[Stored records]
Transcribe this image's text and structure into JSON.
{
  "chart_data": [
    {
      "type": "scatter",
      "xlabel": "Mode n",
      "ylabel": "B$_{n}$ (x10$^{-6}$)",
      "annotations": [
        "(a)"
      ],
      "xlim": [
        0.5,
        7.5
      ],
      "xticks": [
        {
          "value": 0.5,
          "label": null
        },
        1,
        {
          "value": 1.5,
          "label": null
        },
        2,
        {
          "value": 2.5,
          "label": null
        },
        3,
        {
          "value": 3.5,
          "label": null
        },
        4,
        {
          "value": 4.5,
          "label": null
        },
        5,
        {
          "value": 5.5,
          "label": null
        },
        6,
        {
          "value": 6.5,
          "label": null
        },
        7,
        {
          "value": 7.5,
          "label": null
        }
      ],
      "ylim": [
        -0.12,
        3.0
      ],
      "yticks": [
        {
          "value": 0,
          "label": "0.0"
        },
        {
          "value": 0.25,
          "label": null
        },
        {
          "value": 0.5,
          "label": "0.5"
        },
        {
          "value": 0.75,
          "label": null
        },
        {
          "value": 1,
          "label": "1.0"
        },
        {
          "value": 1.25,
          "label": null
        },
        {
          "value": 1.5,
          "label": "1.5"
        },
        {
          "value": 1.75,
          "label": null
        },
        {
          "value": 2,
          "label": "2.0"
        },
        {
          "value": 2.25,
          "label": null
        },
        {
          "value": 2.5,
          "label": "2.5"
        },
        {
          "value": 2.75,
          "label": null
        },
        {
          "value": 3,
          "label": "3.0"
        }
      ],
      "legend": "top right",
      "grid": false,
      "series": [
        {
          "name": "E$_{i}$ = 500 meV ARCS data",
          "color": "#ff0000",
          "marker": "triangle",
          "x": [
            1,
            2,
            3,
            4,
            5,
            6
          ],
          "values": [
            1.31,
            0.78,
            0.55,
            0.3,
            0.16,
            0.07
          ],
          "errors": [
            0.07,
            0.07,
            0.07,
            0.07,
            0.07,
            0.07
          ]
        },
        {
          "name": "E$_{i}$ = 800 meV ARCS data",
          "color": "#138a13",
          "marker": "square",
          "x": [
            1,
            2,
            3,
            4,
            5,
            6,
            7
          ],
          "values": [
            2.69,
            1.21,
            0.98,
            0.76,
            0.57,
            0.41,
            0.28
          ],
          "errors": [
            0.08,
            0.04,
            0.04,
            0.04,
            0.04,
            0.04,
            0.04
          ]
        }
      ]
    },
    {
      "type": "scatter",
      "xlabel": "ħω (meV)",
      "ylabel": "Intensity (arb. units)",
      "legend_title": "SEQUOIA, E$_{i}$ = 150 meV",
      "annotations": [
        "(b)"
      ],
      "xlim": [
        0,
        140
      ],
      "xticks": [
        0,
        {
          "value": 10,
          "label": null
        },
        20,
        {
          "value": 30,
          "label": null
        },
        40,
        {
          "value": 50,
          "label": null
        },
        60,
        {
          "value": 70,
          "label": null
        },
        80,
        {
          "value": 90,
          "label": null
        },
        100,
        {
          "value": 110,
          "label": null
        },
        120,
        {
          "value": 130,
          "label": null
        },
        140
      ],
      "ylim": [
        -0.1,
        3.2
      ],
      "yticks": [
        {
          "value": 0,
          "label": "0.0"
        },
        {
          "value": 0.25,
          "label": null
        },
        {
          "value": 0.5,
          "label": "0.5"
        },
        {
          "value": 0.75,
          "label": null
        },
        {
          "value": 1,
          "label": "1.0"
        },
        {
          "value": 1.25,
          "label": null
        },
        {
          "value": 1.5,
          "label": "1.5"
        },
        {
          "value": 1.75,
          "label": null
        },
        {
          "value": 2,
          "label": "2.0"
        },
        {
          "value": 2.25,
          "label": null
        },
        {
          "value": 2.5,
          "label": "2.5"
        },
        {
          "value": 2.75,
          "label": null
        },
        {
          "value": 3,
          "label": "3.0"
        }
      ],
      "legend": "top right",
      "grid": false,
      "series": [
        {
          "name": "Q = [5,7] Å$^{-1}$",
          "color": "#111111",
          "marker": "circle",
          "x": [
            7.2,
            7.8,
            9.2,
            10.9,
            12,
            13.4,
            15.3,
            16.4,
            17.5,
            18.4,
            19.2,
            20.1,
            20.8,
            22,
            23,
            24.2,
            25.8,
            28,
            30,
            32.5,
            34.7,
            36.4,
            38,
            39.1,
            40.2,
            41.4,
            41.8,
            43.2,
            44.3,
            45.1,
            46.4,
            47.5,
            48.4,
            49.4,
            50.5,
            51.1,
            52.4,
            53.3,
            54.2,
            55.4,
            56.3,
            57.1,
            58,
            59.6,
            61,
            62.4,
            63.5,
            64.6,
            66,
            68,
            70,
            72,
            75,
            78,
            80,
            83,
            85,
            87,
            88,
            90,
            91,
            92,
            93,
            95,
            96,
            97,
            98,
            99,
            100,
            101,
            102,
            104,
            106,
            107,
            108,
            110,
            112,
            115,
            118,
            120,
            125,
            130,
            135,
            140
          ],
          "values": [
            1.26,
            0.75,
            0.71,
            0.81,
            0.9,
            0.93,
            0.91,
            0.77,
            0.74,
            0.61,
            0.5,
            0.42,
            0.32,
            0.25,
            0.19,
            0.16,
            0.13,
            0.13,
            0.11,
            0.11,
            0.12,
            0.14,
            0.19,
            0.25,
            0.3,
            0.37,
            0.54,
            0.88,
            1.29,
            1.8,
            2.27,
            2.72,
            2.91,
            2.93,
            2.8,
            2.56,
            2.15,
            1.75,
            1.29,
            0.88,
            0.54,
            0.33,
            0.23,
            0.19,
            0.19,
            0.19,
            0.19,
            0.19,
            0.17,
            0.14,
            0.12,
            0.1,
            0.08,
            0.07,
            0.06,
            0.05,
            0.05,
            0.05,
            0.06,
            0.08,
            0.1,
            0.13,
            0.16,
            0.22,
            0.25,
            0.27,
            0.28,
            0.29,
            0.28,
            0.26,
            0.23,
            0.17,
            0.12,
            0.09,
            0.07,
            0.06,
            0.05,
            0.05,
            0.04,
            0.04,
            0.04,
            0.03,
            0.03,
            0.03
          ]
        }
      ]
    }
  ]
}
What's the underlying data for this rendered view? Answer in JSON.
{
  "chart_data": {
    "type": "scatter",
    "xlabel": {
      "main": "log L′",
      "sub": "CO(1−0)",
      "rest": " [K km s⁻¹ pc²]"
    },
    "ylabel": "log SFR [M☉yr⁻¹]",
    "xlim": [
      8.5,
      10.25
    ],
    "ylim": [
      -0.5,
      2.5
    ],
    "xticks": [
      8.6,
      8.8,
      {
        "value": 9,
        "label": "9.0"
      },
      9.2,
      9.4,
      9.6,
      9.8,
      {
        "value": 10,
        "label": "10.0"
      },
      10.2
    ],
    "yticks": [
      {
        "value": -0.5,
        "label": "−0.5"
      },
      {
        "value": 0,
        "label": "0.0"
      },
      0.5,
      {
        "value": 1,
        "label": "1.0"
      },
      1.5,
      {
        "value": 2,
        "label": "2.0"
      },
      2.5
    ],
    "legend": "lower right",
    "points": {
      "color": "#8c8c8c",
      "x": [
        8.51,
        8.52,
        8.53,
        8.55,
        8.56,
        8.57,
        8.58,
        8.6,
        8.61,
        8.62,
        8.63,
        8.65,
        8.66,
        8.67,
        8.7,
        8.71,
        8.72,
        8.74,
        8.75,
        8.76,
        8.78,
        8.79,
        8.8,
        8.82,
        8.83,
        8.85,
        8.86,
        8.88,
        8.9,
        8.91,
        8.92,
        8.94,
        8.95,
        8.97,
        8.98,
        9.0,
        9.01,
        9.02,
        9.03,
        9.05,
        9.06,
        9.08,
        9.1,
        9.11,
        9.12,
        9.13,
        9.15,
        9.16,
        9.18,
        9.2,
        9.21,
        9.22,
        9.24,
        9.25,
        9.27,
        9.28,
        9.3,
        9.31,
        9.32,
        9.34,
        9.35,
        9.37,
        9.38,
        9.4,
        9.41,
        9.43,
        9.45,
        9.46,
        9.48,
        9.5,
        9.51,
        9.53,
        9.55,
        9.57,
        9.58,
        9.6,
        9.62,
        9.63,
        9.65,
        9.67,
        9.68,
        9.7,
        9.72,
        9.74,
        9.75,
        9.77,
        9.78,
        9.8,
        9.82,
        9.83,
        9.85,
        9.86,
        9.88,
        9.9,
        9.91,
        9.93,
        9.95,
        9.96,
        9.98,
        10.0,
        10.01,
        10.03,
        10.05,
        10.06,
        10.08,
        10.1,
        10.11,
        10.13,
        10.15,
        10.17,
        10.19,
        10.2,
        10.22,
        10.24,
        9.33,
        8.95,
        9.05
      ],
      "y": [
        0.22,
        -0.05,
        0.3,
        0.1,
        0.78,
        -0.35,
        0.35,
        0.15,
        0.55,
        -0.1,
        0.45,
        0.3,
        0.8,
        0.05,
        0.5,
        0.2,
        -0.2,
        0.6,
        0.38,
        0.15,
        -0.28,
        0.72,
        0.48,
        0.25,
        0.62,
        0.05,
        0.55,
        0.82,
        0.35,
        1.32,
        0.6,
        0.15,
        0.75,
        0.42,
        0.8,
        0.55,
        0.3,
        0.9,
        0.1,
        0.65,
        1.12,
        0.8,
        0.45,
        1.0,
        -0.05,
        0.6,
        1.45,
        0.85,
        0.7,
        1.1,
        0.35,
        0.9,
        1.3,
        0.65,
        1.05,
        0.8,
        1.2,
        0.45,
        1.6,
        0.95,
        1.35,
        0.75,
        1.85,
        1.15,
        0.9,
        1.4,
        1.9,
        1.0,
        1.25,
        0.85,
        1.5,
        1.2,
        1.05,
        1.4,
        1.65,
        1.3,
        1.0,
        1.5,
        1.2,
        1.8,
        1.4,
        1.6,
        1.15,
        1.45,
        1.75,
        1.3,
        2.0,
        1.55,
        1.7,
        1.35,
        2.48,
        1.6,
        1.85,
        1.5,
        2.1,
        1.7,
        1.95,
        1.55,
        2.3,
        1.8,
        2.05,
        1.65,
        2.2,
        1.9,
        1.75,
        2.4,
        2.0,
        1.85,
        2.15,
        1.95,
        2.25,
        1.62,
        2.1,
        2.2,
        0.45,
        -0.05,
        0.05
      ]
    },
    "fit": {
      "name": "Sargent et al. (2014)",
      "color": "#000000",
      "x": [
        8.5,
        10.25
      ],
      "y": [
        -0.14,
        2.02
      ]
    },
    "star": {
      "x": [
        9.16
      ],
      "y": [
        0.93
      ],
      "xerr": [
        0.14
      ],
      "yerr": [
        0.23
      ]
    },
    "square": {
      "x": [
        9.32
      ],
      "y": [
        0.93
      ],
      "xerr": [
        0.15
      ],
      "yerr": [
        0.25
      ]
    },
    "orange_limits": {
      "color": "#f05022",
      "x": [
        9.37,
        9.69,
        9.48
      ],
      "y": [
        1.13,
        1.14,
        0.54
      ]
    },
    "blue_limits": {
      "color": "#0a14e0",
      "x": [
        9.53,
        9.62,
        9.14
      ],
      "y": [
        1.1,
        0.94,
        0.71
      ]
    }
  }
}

EXERCISE -
The lines to collect are those holding the string "JSON"; copy them all.

RESULT -
Transcribe this image's text and structure into JSON.
What's the underlying data for this rendered view? Answer in JSON.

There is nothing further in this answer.